THE RECORDS.
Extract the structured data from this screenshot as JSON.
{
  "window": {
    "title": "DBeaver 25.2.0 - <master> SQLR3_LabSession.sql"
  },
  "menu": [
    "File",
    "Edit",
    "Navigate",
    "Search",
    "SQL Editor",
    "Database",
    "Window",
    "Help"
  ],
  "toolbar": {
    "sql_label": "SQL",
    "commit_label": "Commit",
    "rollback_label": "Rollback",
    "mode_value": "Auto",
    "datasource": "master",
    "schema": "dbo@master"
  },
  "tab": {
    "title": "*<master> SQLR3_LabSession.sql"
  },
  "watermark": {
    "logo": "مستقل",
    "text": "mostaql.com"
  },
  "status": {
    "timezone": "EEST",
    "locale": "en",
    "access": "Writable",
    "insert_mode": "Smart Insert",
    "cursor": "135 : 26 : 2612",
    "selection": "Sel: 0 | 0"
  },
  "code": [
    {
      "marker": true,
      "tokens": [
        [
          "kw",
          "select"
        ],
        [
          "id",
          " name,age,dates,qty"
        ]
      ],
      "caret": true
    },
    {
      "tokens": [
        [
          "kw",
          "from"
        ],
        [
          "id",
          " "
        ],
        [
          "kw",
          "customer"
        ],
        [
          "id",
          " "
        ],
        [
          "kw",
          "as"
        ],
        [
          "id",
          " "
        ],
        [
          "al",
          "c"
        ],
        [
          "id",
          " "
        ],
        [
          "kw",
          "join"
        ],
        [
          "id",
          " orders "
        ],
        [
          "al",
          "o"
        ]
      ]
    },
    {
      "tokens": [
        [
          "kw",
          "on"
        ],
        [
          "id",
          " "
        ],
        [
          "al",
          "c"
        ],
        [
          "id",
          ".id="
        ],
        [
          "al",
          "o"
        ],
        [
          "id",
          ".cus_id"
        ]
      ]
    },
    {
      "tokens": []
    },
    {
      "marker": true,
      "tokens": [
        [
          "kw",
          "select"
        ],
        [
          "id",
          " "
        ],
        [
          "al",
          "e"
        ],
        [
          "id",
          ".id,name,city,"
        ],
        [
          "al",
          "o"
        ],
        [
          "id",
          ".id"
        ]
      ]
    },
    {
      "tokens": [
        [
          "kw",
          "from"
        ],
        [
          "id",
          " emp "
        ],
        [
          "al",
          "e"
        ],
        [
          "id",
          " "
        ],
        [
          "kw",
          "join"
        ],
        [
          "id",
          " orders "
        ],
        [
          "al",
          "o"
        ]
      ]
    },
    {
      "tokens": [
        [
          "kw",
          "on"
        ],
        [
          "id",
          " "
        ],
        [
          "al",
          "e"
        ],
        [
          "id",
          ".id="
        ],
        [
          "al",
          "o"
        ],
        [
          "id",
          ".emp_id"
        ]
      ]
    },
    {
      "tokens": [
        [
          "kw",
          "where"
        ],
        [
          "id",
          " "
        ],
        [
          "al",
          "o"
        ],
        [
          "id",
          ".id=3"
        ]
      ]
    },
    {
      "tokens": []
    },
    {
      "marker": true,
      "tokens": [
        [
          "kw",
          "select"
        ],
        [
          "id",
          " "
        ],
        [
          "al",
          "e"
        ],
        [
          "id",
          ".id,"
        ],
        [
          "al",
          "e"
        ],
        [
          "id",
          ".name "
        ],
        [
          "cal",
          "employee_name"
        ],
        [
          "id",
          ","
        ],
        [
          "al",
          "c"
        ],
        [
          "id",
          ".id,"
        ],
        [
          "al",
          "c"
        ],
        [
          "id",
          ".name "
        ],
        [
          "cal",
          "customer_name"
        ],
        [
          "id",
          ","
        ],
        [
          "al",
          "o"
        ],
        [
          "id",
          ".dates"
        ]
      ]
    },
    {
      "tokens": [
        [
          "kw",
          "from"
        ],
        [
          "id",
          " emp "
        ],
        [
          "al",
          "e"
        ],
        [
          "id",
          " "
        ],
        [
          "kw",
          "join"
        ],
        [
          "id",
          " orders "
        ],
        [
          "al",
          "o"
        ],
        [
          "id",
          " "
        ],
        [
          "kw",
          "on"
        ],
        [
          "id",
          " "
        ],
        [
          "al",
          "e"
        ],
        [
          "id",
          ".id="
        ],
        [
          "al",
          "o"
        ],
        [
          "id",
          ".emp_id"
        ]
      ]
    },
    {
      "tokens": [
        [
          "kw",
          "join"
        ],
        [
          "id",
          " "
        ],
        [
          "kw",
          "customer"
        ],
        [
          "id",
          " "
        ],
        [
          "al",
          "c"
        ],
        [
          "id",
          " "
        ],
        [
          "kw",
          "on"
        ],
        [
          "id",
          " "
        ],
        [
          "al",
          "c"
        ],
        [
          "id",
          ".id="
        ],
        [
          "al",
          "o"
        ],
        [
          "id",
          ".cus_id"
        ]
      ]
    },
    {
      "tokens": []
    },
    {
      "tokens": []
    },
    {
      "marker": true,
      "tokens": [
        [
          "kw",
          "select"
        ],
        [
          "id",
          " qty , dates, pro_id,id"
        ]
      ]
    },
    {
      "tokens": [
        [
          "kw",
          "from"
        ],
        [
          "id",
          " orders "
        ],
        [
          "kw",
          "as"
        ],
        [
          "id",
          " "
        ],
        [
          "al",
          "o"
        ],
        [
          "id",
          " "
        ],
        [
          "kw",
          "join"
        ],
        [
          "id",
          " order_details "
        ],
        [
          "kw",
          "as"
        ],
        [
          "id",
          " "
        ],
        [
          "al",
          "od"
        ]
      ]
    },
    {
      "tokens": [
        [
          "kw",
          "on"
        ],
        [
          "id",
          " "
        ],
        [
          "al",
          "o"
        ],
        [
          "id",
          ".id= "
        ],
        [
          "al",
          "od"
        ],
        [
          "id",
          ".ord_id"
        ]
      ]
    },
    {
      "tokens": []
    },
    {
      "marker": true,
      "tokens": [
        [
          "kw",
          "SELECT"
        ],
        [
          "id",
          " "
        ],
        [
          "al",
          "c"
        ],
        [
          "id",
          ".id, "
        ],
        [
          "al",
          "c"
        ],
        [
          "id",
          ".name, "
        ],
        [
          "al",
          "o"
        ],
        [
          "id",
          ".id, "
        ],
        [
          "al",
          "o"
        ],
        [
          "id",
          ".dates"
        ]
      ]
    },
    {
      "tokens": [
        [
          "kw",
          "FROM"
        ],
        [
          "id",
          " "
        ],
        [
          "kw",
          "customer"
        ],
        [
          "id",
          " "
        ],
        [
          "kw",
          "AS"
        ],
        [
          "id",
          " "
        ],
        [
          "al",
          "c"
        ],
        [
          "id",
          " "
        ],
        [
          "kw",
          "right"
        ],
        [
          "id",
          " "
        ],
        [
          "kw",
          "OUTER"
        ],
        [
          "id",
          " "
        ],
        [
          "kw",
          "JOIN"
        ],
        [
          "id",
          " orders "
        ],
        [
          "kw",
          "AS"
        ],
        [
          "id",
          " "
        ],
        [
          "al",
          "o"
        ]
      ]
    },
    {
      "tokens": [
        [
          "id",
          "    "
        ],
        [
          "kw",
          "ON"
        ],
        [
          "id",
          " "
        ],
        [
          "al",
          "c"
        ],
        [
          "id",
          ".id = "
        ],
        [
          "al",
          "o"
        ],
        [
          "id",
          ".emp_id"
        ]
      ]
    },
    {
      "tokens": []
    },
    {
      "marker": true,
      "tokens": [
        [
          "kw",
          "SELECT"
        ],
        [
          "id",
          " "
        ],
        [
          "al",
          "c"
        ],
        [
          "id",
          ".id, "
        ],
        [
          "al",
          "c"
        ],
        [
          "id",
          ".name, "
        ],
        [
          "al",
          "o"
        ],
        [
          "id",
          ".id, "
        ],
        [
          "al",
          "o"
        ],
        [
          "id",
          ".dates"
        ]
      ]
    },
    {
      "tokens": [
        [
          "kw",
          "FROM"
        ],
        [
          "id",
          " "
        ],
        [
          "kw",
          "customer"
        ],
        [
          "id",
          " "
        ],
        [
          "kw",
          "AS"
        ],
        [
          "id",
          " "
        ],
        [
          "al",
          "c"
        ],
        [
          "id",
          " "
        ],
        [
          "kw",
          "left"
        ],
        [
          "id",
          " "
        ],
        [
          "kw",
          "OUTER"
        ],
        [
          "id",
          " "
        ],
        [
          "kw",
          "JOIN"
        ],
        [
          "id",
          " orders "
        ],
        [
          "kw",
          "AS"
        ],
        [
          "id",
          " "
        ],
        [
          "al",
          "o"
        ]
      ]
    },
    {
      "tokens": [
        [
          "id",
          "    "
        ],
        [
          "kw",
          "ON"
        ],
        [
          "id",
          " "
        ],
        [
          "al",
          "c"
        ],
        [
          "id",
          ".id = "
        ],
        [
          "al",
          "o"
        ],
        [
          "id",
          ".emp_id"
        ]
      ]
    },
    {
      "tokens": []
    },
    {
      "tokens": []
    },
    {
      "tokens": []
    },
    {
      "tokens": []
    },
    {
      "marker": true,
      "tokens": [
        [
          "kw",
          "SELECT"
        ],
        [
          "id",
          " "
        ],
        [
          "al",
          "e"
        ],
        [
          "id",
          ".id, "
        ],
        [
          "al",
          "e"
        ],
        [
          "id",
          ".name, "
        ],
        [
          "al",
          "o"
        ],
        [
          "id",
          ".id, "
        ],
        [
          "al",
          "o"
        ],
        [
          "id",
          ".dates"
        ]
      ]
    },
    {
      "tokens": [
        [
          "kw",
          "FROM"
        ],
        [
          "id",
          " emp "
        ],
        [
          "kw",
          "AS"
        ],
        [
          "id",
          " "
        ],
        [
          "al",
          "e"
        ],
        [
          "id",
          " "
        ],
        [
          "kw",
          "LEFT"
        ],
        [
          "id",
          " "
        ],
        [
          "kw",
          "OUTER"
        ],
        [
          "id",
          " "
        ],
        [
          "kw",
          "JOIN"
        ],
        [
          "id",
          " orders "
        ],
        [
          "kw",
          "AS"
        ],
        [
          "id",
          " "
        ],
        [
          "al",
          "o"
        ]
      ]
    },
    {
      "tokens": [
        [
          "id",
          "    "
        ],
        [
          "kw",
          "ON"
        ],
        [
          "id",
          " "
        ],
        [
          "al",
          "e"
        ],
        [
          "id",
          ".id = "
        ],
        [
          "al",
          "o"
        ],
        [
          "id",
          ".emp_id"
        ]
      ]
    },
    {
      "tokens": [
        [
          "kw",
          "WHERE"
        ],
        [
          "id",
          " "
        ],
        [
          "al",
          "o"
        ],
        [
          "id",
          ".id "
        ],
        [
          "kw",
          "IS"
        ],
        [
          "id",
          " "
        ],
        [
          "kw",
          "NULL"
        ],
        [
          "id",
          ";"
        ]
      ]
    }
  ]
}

REQUIRED WORK. Look back over the material above and state how many lines hold the word "title". Write the number and nothing else.

REPLY. 2